WORK TO BE COMPLETED:
Identify the lines that contain the string "data" and report only how many there are.

## begin

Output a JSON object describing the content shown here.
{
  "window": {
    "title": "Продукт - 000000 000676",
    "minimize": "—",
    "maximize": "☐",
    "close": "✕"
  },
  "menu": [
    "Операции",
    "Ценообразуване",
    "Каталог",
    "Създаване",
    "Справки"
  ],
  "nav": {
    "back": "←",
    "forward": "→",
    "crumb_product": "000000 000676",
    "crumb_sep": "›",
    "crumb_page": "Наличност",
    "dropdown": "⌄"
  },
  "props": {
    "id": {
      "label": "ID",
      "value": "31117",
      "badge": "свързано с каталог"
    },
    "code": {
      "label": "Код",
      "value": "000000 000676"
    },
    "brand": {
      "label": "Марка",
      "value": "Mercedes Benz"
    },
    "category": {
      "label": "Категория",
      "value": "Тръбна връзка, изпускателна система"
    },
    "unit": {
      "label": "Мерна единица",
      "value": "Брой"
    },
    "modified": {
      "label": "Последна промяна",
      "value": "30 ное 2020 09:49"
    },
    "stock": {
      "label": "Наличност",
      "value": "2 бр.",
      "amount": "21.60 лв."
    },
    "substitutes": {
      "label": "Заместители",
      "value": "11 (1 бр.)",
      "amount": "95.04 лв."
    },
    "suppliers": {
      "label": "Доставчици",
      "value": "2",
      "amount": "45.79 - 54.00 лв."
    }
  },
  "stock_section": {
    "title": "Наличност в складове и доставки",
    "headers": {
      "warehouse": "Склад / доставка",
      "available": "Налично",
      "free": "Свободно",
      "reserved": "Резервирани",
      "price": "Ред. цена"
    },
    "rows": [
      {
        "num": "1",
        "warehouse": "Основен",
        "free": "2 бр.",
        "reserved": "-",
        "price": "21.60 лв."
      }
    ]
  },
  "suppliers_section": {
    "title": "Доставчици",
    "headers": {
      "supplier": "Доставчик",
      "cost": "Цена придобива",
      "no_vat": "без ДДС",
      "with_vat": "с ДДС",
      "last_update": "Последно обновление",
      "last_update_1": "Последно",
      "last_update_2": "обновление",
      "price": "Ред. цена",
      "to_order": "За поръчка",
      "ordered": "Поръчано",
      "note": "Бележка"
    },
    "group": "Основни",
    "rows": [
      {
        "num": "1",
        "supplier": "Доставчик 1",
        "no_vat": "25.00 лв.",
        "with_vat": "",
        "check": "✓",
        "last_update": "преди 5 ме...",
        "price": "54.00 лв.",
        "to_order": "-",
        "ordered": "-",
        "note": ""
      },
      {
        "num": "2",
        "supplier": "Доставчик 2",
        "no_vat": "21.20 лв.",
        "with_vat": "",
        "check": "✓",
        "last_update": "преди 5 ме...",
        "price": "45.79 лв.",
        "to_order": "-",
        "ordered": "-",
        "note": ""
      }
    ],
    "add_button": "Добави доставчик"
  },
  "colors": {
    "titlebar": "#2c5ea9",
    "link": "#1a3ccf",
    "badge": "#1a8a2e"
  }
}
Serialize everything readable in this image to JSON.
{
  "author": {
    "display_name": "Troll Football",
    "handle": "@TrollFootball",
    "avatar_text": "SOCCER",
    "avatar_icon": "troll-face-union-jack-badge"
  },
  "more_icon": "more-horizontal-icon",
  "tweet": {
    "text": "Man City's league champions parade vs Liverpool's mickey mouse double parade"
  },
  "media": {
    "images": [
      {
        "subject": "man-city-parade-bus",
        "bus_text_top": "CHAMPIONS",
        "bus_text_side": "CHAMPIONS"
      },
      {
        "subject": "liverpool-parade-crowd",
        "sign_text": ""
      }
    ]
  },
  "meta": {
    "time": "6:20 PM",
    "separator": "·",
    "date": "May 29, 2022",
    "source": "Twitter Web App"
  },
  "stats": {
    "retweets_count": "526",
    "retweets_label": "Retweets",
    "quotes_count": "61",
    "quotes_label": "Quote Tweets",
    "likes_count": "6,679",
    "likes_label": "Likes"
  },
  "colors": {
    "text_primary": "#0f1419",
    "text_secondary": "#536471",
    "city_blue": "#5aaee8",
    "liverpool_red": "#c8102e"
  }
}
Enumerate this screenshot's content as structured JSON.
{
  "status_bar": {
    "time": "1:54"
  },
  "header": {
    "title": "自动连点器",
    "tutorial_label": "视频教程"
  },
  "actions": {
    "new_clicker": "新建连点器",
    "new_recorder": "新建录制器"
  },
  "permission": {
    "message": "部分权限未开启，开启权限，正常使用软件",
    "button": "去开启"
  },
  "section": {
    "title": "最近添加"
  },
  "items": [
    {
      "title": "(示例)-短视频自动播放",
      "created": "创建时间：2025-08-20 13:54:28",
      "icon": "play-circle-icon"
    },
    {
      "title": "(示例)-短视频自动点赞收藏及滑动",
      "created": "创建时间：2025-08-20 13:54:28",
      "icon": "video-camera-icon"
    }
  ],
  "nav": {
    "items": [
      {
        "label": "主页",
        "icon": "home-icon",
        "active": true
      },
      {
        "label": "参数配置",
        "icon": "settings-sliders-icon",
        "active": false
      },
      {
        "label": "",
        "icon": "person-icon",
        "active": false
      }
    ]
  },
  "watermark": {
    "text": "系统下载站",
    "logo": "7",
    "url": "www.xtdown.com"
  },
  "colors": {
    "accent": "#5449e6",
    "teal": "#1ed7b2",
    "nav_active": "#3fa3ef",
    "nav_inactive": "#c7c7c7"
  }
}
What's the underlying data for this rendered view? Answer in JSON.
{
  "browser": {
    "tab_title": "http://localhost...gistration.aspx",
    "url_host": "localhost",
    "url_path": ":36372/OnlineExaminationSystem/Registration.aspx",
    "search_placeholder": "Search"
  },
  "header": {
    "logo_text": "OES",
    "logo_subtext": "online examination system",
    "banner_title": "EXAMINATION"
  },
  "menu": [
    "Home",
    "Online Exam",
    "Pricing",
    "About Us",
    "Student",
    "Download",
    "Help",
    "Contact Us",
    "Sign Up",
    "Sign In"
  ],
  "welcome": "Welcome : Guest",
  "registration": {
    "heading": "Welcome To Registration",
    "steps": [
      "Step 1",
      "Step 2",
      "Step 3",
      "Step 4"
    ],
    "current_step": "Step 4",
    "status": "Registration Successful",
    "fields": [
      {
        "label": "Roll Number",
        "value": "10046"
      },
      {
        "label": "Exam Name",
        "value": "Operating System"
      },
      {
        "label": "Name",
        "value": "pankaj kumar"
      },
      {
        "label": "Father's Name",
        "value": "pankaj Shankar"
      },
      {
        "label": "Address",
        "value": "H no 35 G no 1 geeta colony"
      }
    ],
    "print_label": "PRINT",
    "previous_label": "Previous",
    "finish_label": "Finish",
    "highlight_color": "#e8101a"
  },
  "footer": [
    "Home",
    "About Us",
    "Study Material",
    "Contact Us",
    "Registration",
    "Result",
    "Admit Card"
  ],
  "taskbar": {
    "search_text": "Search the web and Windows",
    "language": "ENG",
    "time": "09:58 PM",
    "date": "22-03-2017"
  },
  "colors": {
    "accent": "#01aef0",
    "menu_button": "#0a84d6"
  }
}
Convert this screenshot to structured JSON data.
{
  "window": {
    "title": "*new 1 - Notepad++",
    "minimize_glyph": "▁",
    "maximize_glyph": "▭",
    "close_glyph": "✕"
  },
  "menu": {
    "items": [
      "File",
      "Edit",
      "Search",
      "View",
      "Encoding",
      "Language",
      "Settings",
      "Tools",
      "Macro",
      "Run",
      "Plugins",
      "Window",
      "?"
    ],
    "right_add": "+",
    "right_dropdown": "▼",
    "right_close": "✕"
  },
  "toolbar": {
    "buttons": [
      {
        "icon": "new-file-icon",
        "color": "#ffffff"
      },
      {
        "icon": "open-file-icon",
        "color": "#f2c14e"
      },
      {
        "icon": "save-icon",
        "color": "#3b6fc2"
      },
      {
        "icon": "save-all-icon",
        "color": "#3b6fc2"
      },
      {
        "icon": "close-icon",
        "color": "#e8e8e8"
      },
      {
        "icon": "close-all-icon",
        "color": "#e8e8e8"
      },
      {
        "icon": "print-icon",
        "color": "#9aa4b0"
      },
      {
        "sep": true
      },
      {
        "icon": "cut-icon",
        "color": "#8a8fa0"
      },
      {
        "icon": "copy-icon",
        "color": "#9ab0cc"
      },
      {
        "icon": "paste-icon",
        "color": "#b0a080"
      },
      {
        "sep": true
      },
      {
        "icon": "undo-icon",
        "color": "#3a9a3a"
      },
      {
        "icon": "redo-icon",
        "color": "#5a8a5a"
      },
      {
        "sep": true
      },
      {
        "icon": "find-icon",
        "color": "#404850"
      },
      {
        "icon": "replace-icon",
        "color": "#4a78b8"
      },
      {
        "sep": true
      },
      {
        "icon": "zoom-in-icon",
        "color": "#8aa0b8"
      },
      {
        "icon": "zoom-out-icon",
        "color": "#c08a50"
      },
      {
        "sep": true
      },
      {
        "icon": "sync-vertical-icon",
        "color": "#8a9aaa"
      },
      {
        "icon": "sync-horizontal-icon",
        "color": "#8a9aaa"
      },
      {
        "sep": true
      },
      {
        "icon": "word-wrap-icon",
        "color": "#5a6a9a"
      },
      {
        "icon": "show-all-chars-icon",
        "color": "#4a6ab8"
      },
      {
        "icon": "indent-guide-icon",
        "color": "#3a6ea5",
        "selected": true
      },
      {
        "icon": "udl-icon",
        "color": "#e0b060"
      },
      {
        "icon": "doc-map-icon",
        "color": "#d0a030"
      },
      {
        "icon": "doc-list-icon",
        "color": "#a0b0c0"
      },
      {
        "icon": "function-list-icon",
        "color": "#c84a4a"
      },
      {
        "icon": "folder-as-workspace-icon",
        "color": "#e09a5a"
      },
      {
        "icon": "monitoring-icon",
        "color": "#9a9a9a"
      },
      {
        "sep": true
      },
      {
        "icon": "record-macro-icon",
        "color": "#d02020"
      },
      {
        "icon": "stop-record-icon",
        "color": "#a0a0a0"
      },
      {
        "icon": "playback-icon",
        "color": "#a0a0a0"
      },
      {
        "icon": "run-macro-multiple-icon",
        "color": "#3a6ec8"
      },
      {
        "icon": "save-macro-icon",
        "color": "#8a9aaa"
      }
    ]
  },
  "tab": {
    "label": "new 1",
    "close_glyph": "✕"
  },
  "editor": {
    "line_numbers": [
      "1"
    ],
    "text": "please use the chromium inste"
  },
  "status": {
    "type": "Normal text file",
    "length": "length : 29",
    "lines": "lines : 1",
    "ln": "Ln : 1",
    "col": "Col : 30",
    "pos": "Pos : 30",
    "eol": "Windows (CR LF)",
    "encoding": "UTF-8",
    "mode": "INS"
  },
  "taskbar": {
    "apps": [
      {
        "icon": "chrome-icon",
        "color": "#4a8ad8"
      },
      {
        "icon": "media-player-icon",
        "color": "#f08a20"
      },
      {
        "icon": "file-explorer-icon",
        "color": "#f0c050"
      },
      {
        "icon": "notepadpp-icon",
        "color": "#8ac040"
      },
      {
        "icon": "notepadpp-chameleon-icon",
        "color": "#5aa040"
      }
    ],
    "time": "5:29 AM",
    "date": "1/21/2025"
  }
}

## end

SOLUTION TO THIS EXERCISE:
2